Records that describe figures
↓↓↓
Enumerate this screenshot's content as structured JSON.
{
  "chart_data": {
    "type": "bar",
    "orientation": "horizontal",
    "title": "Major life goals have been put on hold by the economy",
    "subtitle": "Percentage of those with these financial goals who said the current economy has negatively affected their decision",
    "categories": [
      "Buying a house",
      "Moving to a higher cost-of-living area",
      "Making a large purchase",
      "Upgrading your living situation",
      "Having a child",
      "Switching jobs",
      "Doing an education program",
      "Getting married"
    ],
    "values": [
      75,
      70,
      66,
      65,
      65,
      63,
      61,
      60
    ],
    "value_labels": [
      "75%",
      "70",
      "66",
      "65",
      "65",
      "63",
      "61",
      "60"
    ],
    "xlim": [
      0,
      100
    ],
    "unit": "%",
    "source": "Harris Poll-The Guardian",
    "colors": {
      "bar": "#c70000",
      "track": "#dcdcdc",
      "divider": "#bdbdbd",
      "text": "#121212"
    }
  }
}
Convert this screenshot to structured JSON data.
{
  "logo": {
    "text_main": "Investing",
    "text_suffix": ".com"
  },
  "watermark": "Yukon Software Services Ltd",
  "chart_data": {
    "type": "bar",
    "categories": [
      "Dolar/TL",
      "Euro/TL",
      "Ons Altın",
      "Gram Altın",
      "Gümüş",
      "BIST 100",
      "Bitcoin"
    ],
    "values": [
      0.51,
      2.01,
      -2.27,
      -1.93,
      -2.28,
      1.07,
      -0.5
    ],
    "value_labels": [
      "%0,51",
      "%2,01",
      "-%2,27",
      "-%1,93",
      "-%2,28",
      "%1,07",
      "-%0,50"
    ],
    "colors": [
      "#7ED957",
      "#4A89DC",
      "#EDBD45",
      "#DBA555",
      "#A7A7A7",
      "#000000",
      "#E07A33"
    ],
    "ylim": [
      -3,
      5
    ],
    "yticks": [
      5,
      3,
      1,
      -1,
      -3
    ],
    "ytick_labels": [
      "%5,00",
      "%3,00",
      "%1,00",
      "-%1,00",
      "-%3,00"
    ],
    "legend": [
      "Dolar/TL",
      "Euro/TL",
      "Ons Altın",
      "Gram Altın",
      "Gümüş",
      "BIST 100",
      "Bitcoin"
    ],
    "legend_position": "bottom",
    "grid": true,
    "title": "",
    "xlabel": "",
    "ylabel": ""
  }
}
↑↑↑
Stated goal » Extract all lines from the material above that include the word "this".

Result of the task »
Enumerate this screenshot's content as structured JSON.
Convert this screenshot to structured JSON data.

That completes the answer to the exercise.